- **RECORDS FOR THE TASK**

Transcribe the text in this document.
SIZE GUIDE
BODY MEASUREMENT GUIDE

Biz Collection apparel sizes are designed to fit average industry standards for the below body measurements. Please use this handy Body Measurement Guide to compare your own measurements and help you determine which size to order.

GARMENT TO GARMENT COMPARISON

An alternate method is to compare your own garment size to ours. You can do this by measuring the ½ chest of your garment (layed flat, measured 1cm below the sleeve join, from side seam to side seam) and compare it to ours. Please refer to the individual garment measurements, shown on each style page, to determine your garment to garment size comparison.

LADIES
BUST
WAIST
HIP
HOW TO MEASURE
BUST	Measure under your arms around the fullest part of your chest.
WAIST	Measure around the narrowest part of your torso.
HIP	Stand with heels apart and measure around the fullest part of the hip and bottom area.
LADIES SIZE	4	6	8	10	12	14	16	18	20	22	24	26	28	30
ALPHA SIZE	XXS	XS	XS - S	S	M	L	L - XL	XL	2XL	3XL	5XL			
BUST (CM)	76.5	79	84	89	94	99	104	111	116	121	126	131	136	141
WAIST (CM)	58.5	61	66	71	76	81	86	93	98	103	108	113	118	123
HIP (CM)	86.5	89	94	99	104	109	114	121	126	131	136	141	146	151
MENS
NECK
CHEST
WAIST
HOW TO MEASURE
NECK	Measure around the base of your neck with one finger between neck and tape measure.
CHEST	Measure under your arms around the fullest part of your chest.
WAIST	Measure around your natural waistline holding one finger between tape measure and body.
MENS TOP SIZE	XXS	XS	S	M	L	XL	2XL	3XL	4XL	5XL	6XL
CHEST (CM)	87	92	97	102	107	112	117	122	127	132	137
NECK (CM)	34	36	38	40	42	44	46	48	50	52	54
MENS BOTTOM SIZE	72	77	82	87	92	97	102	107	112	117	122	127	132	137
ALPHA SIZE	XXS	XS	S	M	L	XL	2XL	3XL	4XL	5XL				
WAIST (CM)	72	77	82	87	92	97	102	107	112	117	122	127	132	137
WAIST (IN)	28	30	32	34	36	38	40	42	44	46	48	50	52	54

- **INSTRUCTIONS TO FOLLOW**
Collect every line above that contains the word "finger".

- **ANSWER**
NECK	Measure around the base of your neck with one finger between neck and tape measure.
WAIST	Measure around your natural waistline holding one finger between tape measure and body.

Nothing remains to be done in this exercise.